● **Data lines**:
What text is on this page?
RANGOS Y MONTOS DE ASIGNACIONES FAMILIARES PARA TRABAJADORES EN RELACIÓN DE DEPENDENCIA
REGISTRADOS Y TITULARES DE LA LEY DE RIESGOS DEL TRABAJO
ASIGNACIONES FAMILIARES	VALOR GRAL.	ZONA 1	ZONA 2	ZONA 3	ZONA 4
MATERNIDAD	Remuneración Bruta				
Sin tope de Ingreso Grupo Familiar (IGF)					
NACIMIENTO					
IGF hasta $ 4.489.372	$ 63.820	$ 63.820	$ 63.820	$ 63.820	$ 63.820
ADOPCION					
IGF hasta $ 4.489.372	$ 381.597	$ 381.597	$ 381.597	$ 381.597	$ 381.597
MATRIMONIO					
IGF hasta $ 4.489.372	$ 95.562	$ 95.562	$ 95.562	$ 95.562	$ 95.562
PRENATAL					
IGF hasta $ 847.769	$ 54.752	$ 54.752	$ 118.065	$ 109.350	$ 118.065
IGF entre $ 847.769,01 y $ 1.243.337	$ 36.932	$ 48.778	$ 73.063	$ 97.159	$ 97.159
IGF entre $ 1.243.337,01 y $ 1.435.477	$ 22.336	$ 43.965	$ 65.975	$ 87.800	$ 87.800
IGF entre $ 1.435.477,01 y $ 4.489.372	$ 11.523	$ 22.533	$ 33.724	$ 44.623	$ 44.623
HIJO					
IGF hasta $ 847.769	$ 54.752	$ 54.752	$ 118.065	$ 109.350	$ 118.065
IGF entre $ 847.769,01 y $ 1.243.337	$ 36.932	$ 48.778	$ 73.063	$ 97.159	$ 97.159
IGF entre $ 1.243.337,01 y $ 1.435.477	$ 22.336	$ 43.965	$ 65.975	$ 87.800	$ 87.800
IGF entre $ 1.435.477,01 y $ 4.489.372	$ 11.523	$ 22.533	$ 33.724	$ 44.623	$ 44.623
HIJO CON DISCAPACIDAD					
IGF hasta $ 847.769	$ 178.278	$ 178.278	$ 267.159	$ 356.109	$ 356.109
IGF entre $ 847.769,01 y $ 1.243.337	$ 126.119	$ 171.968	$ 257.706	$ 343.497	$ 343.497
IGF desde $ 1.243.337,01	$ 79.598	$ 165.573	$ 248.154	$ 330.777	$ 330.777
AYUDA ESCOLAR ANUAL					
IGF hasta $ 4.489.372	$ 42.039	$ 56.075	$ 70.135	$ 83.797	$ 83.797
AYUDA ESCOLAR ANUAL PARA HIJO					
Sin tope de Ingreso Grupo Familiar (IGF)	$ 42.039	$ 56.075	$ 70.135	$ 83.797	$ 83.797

● **What this task involves**:
Find every line that includes the string "Grupo". Report how many there are and nothing else.

● **Solution**:
2